» Chart and figure data:
>> Start

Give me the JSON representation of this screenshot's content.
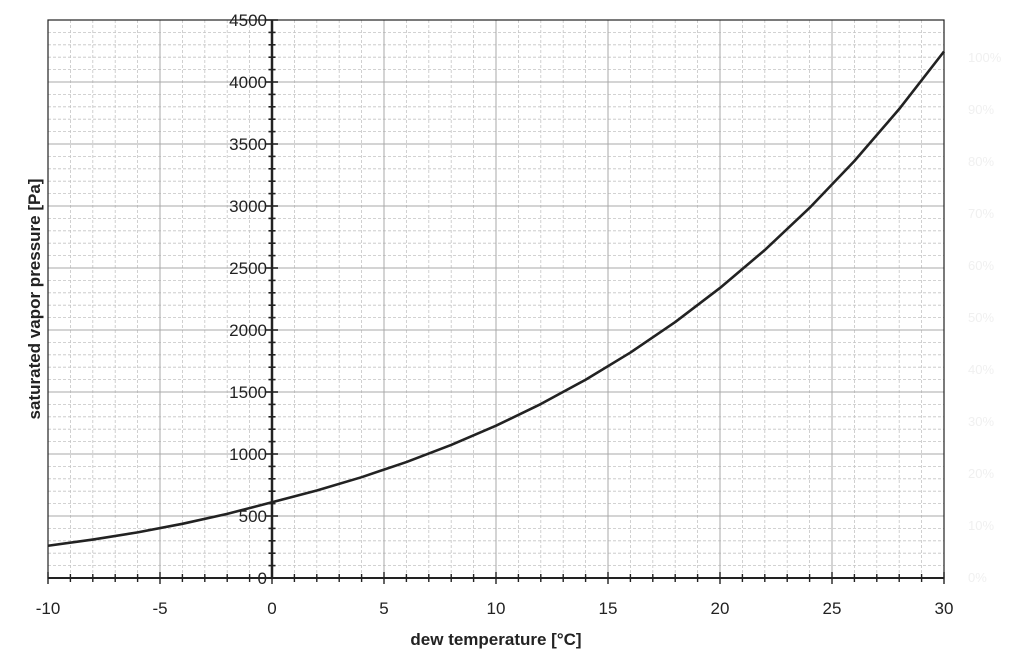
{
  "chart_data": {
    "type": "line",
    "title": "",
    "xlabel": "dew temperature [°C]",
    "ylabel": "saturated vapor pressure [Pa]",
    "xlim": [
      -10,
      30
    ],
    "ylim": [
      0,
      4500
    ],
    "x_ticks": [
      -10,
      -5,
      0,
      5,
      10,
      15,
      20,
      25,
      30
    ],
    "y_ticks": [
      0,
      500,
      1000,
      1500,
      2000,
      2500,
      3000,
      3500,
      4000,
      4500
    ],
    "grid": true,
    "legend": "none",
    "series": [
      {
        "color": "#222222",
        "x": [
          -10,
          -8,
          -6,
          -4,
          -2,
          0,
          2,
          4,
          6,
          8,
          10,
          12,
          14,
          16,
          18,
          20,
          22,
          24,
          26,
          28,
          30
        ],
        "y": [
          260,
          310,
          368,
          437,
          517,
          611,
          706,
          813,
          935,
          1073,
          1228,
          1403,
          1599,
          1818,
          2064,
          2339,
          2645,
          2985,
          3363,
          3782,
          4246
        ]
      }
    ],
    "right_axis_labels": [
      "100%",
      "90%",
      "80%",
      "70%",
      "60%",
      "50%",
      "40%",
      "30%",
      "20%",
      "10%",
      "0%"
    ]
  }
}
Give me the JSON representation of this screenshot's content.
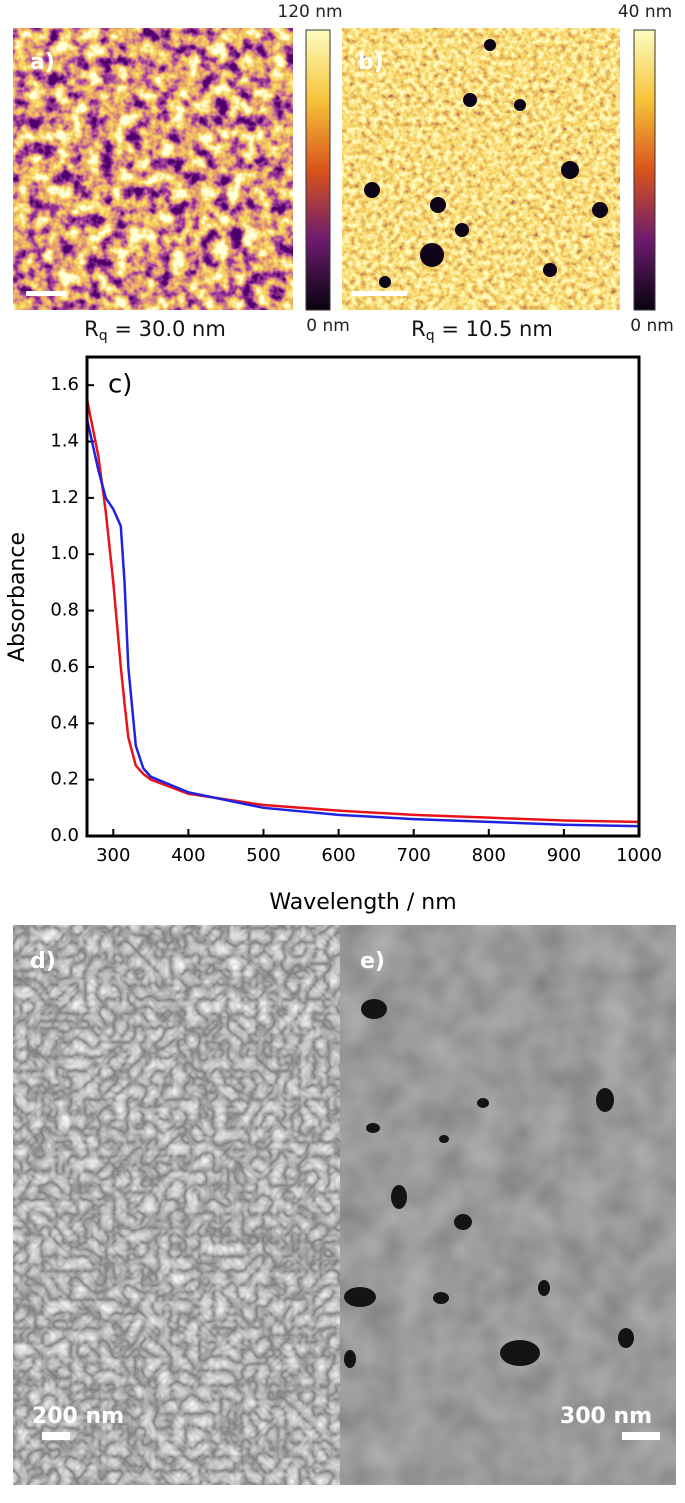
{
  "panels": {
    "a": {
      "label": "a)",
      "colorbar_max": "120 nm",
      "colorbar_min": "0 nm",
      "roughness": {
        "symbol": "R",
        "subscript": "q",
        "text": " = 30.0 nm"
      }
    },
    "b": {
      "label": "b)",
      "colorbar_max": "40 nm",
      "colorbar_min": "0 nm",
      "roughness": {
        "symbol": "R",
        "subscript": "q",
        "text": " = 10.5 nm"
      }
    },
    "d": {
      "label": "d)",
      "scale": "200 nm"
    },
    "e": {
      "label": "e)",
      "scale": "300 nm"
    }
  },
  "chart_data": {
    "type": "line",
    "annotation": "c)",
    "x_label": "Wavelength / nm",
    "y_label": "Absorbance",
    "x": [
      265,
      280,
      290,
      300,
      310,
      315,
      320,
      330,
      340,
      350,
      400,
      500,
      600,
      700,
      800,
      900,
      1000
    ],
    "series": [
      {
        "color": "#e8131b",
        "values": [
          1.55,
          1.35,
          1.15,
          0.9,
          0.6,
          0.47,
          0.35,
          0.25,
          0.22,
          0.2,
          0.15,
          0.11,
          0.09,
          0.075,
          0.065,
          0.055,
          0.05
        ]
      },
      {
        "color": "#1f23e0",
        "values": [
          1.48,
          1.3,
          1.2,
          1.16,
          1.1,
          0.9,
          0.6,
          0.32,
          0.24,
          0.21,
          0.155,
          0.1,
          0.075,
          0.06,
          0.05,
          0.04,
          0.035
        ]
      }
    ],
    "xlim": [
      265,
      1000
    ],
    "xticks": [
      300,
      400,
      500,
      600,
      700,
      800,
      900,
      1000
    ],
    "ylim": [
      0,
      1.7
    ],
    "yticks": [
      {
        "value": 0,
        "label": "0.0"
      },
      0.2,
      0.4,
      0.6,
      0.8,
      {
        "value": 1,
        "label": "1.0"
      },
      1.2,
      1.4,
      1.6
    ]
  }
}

>> End
>> Start

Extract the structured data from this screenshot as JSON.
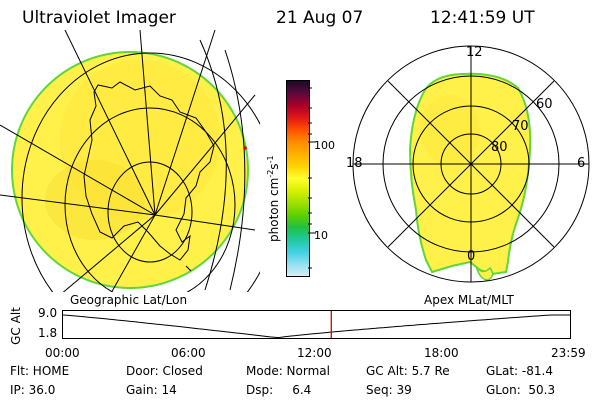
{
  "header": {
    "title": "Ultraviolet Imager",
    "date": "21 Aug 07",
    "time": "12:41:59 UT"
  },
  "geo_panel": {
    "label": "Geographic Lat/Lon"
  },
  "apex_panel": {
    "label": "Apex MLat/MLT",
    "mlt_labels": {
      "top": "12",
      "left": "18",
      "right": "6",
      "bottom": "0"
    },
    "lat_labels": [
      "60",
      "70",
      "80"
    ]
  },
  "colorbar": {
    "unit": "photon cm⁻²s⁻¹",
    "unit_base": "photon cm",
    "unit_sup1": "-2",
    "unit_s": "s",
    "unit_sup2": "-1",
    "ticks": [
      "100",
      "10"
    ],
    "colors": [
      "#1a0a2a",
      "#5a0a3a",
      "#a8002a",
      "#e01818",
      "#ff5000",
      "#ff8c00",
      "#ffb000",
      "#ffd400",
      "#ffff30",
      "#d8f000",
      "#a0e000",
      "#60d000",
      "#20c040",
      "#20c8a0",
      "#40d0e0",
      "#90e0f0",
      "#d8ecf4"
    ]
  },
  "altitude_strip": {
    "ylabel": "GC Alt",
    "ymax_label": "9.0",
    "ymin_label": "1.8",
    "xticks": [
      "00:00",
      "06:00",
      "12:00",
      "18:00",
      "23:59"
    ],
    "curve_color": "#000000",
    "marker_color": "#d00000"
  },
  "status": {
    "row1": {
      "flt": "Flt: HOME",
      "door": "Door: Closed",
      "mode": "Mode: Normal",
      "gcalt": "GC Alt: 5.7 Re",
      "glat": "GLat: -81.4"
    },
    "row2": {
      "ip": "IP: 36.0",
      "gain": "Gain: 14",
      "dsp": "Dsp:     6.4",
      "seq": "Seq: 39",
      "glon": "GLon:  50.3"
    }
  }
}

>> End

» Problem statement:
In the records, locate each line holding the string "ylabel" and copy it.

» Written answer:
    "ylabel": "saturated vapor pressure [Pa]",
    "ylabel": "GC Alt",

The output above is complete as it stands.